YOUR GOAL
Word for word, restate every line of the listing that follows.

RAW DATA
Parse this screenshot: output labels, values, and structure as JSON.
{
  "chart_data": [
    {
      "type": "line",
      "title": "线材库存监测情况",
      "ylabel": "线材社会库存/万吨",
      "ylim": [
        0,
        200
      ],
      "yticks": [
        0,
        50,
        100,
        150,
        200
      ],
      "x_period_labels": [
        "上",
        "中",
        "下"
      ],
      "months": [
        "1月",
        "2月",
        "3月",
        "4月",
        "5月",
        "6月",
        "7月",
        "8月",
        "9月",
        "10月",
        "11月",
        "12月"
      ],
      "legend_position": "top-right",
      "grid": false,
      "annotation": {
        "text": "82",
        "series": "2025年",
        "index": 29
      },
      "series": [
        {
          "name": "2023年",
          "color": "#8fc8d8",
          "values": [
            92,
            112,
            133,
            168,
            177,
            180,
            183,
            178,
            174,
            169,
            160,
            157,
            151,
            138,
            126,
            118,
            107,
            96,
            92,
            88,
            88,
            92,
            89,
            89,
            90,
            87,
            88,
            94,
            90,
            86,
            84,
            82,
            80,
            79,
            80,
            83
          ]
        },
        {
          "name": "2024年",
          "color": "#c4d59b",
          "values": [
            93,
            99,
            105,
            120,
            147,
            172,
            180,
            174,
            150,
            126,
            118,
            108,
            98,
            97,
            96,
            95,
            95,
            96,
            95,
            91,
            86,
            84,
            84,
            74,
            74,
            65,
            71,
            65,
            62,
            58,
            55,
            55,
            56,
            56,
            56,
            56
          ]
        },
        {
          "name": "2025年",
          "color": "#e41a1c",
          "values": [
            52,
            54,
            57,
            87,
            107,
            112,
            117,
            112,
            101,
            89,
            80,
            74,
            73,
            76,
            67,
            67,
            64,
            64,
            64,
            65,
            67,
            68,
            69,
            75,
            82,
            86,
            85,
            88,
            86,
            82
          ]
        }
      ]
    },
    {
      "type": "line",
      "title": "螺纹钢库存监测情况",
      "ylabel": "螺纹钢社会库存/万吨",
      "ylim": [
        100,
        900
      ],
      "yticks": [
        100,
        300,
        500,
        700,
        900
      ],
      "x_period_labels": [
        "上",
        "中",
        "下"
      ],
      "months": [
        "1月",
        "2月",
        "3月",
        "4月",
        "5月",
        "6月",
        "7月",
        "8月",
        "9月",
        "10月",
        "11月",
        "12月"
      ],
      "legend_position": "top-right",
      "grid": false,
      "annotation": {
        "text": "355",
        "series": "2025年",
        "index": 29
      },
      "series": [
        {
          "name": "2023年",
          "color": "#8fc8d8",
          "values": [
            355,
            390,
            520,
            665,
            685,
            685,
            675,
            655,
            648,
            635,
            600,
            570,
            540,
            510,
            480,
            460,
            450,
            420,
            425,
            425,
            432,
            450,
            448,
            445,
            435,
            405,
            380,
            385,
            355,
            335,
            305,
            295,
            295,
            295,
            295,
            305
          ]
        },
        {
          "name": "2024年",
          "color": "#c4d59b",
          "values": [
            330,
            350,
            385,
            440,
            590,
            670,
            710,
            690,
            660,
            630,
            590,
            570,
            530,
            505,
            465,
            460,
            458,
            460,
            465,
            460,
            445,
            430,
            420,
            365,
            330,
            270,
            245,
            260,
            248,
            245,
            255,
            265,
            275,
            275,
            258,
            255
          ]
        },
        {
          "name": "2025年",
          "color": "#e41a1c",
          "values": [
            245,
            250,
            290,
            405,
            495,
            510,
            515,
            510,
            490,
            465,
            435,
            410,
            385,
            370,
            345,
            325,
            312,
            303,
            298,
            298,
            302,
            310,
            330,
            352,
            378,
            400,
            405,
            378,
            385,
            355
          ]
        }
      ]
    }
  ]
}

IN RESPONSE
Parse this screenshot: output labels, values, and structure as JSON.
{
  "chart_data": [
    {
      "type": "line",
      "title": "线材库存监测情况",
      "ylabel": "线材社会库存/万吨",
      "ylim": [
        0,
        200
      ],
      "yticks": [
        0,
        50,
        100,
        150,
        200
      ],
      "x_period_labels": [
        "上",
        "中",
        "下"
      ],
      "months": [
        "1月",
        "2月",
        "3月",
        "4月",
        "5月",
        "6月",
        "7月",
        "8月",
        "9月",
        "10月",
        "11月",
        "12月"
      ],
      "legend_position": "top-right",
      "grid": false,
      "annotation": {
        "text": "82",
        "series": "2025年",
        "index": 29
      },
      "series": [
        {
          "name": "2023年",
          "color": "#8fc8d8",
          "values": [
            92,
            112,
            133,
            168,
            177,
            180,
            183,
            178,
            174,
            169,
            160,
            157,
            151,
            138,
            126,
            118,
            107,
            96,
            92,
            88,
            88,
            92,
            89,
            89,
            90,
            87,
            88,
            94,
            90,
            86,
            84,
            82,
            80,
            79,
            80,
            83
          ]
        },
        {
          "name": "2024年",
          "color": "#c4d59b",
          "values": [
            93,
            99,
            105,
            120,
            147,
            172,
            180,
            174,
            150,
            126,
            118,
            108,
            98,
            97,
            96,
            95,
            95,
            96,
            95,
            91,
            86,
            84,
            84,
            74,
            74,
            65,
            71,
            65,
            62,
            58,
            55,
            55,
            56,
            56,
            56,
            56
          ]
        },
        {
          "name": "2025年",
          "color": "#e41a1c",
          "values": [
            52,
            54,
            57,
            87,
            107,
            112,
            117,
            112,
            101,
            89,
            80,
            74,
            73,
            76,
            67,
            67,
            64,
            64,
            64,
            65,
            67,
            68,
            69,
            75,
            82,
            86,
            85,
            88,
            86,
            82
          ]
        }
      ]
    },
    {
      "type": "line",
      "title": "螺纹钢库存监测情况",
      "ylabel": "螺纹钢社会库存/万吨",
      "ylim": [
        100,
        900
      ],
      "yticks": [
        100,
        300,
        500,
        700,
        900
      ],
      "x_period_labels": [
        "上",
        "中",
        "下"
      ],
      "months": [
        "1月",
        "2月",
        "3月",
        "4月",
        "5月",
        "6月",
        "7月",
        "8月",
        "9月",
        "10月",
        "11月",
        "12月"
      ],
      "legend_position": "top-right",
      "grid": false,
      "annotation": {
        "text": "355",
        "series": "2025年",
        "index": 29
      },
      "series": [
        {
          "name": "2023年",
          "color": "#8fc8d8",
          "values": [
            355,
            390,
            520,
            665,
            685,
            685,
            675,
            655,
            648,
            635,
            600,
            570,
            540,
            510,
            480,
            460,
            450,
            420,
            425,
            425,
            432,
            450,
            448,
            445,
            435,
            405,
            380,
            385,
            355,
            335,
            305,
            295,
            295,
            295,
            295,
            305
          ]
        },
        {
          "name": "2024年",
          "color": "#c4d59b",
          "values": [
            330,
            350,
            385,
            440,
            590,
            670,
            710,
            690,
            660,
            630,
            590,
            570,
            530,
            505,
            465,
            460,
            458,
            460,
            465,
            460,
            445,
            430,
            420,
            365,
            330,
            270,
            245,
            260,
            248,
            245,
            255,
            265,
            275,
            275,
            258,
            255
          ]
        },
        {
          "name": "2025年",
          "color": "#e41a1c",
          "values": [
            245,
            250,
            290,
            405,
            495,
            510,
            515,
            510,
            490,
            465,
            435,
            410,
            385,
            370,
            345,
            325,
            312,
            303,
            298,
            298,
            302,
            310,
            330,
            352,
            378,
            400,
            405,
            378,
            385,
            355
          ]
        }
      ]
    }
  ]
}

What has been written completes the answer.